--- Task description ---
Set down, in full, every record in the block.

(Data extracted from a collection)
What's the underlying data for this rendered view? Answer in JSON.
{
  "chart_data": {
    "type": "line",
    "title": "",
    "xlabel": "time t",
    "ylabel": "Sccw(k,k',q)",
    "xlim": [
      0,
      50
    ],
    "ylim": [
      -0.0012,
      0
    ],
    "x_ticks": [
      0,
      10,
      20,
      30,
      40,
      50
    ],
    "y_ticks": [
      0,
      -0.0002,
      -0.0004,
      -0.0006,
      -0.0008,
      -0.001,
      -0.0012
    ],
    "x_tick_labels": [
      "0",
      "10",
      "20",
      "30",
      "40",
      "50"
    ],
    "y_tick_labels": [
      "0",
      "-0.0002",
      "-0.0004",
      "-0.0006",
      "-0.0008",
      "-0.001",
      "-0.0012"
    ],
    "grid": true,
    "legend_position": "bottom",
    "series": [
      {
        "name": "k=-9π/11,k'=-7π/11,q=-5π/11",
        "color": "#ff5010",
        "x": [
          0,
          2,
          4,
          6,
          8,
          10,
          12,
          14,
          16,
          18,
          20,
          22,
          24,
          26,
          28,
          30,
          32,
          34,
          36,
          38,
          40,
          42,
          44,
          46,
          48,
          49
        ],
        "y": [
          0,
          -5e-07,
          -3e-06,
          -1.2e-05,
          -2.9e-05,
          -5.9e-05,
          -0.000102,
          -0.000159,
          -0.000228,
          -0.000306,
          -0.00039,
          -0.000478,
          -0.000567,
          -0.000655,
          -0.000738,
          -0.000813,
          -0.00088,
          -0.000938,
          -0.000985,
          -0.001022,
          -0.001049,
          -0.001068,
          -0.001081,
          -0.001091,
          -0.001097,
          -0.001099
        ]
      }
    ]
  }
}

--- Task response ---
What's the underlying data for this rendered view? Answer in JSON.
{
  "chart_data": {
    "type": "line",
    "title": "",
    "xlabel": "time t",
    "ylabel": "Sccw(k,k',q)",
    "xlim": [
      0,
      50
    ],
    "ylim": [
      -0.0012,
      0
    ],
    "x_ticks": [
      0,
      10,
      20,
      30,
      40,
      50
    ],
    "y_ticks": [
      0,
      -0.0002,
      -0.0004,
      -0.0006,
      -0.0008,
      -0.001,
      -0.0012
    ],
    "x_tick_labels": [
      "0",
      "10",
      "20",
      "30",
      "40",
      "50"
    ],
    "y_tick_labels": [
      "0",
      "-0.0002",
      "-0.0004",
      "-0.0006",
      "-0.0008",
      "-0.001",
      "-0.0012"
    ],
    "grid": true,
    "legend_position": "bottom",
    "series": [
      {
        "name": "k=-9π/11,k'=-7π/11,q=-5π/11",
        "color": "#ff5010",
        "x": [
          0,
          2,
          4,
          6,
          8,
          10,
          12,
          14,
          16,
          18,
          20,
          22,
          24,
          26,
          28,
          30,
          32,
          34,
          36,
          38,
          40,
          42,
          44,
          46,
          48,
          49
        ],
        "y": [
          0,
          -5e-07,
          -3e-06,
          -1.2e-05,
          -2.9e-05,
          -5.9e-05,
          -0.000102,
          -0.000159,
          -0.000228,
          -0.000306,
          -0.00039,
          -0.000478,
          -0.000567,
          -0.000655,
          -0.000738,
          -0.000813,
          -0.00088,
          -0.000938,
          -0.000985,
          -0.001022,
          -0.001049,
          -0.001068,
          -0.001081,
          -0.001091,
          -0.001097,
          -0.001099
        ]
      }
    ]
  }
}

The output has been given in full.